-- BEGIN Listed entries --

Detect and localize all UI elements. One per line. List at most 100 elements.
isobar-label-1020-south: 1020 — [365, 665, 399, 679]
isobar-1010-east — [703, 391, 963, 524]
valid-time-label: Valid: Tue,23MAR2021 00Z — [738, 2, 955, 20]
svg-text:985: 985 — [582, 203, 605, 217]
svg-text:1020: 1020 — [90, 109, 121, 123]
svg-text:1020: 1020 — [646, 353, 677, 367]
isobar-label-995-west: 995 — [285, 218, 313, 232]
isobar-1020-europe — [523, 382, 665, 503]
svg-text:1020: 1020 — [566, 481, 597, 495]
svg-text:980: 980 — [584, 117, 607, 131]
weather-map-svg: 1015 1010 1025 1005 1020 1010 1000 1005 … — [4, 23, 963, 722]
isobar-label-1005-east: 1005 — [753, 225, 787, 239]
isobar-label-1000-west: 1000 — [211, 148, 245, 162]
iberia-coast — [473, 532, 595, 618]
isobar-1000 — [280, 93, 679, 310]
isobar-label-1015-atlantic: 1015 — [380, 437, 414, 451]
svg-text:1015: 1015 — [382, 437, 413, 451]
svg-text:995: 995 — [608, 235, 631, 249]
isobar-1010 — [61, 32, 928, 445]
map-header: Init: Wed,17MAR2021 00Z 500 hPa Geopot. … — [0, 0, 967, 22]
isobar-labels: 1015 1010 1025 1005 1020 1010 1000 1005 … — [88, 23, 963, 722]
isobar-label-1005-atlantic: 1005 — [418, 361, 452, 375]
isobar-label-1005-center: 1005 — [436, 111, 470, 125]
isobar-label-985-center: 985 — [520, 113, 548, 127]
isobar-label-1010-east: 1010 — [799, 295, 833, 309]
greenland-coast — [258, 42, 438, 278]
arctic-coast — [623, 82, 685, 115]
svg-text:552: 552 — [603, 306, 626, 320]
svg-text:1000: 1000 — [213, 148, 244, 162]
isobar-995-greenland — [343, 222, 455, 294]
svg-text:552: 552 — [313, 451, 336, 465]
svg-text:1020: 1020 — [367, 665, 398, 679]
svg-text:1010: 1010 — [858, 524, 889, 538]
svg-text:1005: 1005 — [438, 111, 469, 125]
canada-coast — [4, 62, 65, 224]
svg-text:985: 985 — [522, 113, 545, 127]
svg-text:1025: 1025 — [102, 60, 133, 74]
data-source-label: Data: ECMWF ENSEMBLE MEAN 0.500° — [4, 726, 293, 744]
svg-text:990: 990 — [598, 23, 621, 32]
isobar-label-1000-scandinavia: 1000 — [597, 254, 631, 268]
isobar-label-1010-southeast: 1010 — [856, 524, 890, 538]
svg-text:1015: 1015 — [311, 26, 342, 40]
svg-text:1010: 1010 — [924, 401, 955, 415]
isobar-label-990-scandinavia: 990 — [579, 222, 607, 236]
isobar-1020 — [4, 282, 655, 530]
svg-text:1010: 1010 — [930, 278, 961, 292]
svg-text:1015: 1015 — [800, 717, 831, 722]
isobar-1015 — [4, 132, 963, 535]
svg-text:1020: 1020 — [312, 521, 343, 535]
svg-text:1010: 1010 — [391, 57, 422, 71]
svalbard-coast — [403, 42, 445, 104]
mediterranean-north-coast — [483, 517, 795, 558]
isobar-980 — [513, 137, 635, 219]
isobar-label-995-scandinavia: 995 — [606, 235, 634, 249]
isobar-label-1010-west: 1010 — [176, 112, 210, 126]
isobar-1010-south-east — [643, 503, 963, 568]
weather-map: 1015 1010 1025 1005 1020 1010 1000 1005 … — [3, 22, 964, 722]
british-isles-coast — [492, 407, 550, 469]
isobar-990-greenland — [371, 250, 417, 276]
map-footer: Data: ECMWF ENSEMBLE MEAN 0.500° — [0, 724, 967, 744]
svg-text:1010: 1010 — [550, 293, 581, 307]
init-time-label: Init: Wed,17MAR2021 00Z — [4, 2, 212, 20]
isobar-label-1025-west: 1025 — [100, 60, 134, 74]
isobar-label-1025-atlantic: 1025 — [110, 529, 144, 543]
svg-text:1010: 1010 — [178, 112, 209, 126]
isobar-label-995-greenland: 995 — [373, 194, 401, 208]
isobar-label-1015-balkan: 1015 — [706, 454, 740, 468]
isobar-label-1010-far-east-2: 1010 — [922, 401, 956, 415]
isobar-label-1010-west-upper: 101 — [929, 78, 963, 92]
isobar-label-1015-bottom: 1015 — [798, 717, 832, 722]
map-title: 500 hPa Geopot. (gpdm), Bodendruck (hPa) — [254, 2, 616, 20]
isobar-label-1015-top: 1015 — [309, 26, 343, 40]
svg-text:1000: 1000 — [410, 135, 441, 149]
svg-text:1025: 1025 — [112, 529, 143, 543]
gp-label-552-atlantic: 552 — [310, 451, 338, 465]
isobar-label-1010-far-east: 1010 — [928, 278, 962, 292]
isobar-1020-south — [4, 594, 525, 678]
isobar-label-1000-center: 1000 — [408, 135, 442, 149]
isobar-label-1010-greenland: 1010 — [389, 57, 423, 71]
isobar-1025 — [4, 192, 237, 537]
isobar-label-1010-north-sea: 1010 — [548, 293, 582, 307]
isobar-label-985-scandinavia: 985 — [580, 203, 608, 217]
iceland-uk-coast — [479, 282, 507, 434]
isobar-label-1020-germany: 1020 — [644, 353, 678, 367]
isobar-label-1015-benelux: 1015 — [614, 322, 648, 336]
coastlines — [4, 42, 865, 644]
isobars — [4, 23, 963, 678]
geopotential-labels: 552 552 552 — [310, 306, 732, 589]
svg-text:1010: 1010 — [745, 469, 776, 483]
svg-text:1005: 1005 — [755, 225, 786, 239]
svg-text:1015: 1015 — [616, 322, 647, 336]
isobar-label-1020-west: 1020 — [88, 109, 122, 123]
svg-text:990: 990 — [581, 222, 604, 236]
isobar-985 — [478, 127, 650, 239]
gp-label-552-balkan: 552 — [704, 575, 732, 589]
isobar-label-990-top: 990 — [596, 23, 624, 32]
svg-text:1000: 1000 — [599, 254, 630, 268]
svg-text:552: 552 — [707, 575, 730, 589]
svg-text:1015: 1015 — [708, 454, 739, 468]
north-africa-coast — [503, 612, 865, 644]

-- END Listed entries --

Given task: Show each line from the items above that contains the string "MEAN".

Complete response:
data-source-label: Data: ECMWF ENSEMBLE MEAN 0.500° — [4, 726, 293, 744]
map-footer: Data: ECMWF ENSEMBLE MEAN 0.500° — [0, 724, 967, 744]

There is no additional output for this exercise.